(La Libre 04/09/2012)
L’annonce du retrait de troupes rwandaises admises au Kivu
fait l’effet d’un coup de tonnerre dans l’opinion. Elle mobilise l’opinion
contre le chef de l’Etat.
L’annonce, vendredi, par Kigali, que le Rwanda
"retirait les deux compagnies de ses forces spéciales qui travaillaient aux
côtés de leurs homologues des FARDC (NdlR : armée congolaise) dans un bataillon
conjoint opérant à Rutshuru, au Nord-Kivu", a suscité un tollé au Congo, où la
majeure partie de l’opinion ignorait ou avait oublié que des soldats rwandais se
trouvaient toujours en territoire congolais.
Les deux pays sont en effet
à couteaux tirés, depuis des semaines, en raison d’un rapport d’experts de l’Onu
indiquant que Kigali a armé, équipé et soutenu par l’envoi de recrues la
mutinerie congolaise du M23 au Nord-Kivu. Ces derniers jours, les deux capitales
s’expliquent devant le Comité de l’Onu pour les sanctions et le ministre
congolais des Affaires étrangères a évoqué - le jour même de l’annonce rwandaise
- une "situation de guerre" entre les deux pays.
L’annonce du retrait
rwandais a semé une certaine confusion côté congolais, où le porte-parole du
gouvernement a d’abord indiqué ce week-end, selon Radio France internationale,
ne pas être informé "d’une présence non autorisée des forces rwandaises après la
fin des opérations conjointes depuis le 25 février 2009".
De son côté,
le ministre congolais de la Défense, Alexandre Luba Ntambo, indiquait que les
forces évoquées par Kigali faisaient partie d’un bataillon "public" et
"officiel", mis en place en mars 2011, composé de deux compagnies de forces
spéciales congolaises et deux rwandaises, chargées de combattre ensemble les
FDLR (rebelles hutus rwandais issus des génocidaires).
# # #
[Exercices à résoudre]
1. Recopiez un passage de l'article sur le retrait des troupes rwandaises : commencez aux mots "Les deux pays sont" et arrêtez-vous après "les deux pays.".
2. Relevez toutes les dates de l'article sur le retrait des troupes rwandaises qui comportent une année.
3. Reprenez l'article sur le retrait des troupes rwandaises au point où il s'arrête et poursuivez-le.
Les lignes qui suivent l'article ne servent pas à ce travail.
# # #
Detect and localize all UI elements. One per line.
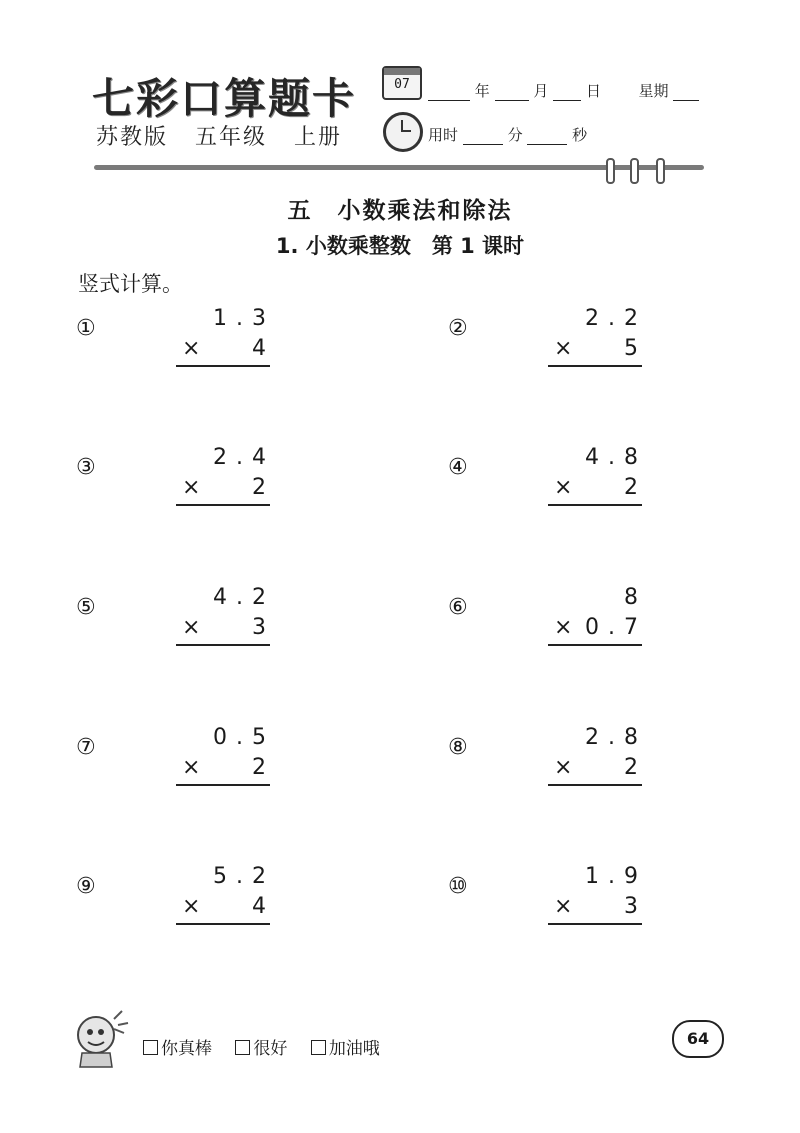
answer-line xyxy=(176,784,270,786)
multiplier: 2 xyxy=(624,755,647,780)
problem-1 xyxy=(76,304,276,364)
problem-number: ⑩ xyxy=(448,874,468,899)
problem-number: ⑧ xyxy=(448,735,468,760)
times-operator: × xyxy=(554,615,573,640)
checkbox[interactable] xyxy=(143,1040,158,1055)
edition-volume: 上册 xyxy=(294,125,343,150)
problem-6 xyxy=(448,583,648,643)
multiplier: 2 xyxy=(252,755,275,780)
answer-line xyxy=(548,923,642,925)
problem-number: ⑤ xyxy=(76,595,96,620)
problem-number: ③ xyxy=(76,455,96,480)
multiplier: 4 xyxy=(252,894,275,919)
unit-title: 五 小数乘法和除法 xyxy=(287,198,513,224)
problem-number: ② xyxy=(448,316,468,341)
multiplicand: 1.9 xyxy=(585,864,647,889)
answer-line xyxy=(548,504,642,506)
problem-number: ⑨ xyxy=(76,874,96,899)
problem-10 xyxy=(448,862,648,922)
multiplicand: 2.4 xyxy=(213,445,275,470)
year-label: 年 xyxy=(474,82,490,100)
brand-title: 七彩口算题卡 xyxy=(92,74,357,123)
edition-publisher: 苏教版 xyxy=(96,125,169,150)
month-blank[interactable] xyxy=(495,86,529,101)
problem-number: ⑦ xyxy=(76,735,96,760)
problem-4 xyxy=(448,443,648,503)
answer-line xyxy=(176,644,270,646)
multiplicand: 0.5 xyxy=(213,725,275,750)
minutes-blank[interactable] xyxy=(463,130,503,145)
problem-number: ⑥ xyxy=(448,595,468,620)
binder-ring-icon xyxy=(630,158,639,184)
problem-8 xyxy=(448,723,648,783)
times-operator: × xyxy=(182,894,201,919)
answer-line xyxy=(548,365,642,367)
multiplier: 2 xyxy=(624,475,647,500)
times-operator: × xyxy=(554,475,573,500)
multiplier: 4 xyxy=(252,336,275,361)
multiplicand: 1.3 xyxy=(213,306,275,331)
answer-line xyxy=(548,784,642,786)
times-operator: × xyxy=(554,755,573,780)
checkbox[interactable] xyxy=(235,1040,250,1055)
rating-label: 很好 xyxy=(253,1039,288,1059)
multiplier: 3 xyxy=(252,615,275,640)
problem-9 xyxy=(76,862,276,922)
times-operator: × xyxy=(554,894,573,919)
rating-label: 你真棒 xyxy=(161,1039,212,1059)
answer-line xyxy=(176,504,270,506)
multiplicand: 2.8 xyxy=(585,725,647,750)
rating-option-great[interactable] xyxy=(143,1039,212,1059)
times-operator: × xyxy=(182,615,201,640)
# # #
[Corrigé des exercices]
1.
Les deux pays sont en effet
à couteaux tirés, depuis des semaines, en raison d’un rapport d’experts de l’Onu
indiquant que Kigali a armé, équipé et soutenu par l’envoi de recrues la
mutinerie congolaise du M23 au Nord-Kivu. Ces derniers jours, les deux capitales
s’expliquent devant le Comité de l’Onu pour les sanctions et le ministre
congolais des Affaires étrangères a évoqué - le jour même de l’annonce rwandaise
- une "situation de guerre" entre les deux pays.

2. 04/09/2012 ; 25 février 2009 ; mars 2011

3.
Dimanche, le
porte-parole a indiqué que le nombre d’hommes concernés "ne pouvait pas dépasser
50" (deux compagnies feraient environ 280 hommes) affectés à la surveillance
conjointe de la frontière commune. Et d’ajouter : "Nous savons que, dans les
discussions que nous avons eues avec eux pour cette surveillance commune, il ne
devrait pas y avoir plus de 100 officiers de chaque côté."
Rien n’est
dit, cependant, pour expliquer pourquoi les forces rwandaises se trouvaient
encore au Congo jusqu’au week-end dernier, alors que le président Kabila avait
annoncé en avril dernier la fin des opérations contre les FDLR - annonce qui
avait mécontenté Kigali et, selon plusieurs analystes, expliquerait les raisons
pour lesquelles les autorités rwandaises auraient aidé le M23, créé le 6 mai,
soit après l’annonce de la fin des opérations contre les FDLR.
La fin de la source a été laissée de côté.